RECORDED DATA
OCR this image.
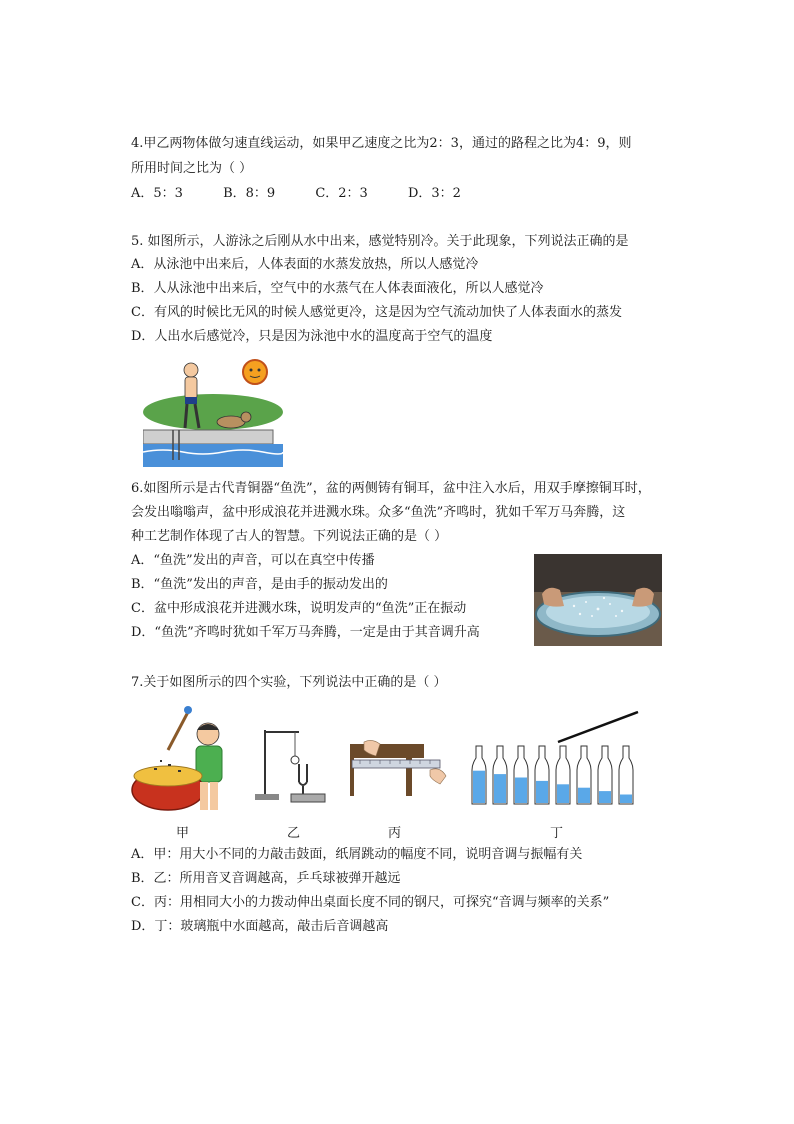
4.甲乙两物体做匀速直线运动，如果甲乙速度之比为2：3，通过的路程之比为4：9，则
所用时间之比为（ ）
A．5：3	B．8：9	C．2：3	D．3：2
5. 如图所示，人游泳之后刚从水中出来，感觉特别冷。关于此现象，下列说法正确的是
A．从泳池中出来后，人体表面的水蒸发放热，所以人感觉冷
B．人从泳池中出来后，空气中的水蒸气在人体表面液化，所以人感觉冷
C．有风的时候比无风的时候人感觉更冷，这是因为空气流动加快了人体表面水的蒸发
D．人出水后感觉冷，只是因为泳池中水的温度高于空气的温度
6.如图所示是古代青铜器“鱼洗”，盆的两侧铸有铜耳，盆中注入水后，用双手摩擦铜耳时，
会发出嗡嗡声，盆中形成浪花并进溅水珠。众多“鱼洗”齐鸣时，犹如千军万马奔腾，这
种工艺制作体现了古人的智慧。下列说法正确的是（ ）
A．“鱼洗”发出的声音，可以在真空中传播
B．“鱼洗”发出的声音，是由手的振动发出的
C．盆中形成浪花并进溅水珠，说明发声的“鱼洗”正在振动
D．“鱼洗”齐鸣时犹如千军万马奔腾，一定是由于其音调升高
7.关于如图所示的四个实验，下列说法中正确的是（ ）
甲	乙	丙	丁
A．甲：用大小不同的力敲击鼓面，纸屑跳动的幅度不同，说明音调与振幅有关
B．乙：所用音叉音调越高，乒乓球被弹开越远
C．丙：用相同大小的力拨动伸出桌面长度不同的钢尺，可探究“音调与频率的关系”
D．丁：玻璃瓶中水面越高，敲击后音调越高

WORK TO COMPLETE
Consider the entries above and return each line with the string "发出的声音".

TASK RESULT
A．“鱼洗”发出的声音，可以在真空中传播
B．“鱼洗”发出的声音，是由手的振动发出的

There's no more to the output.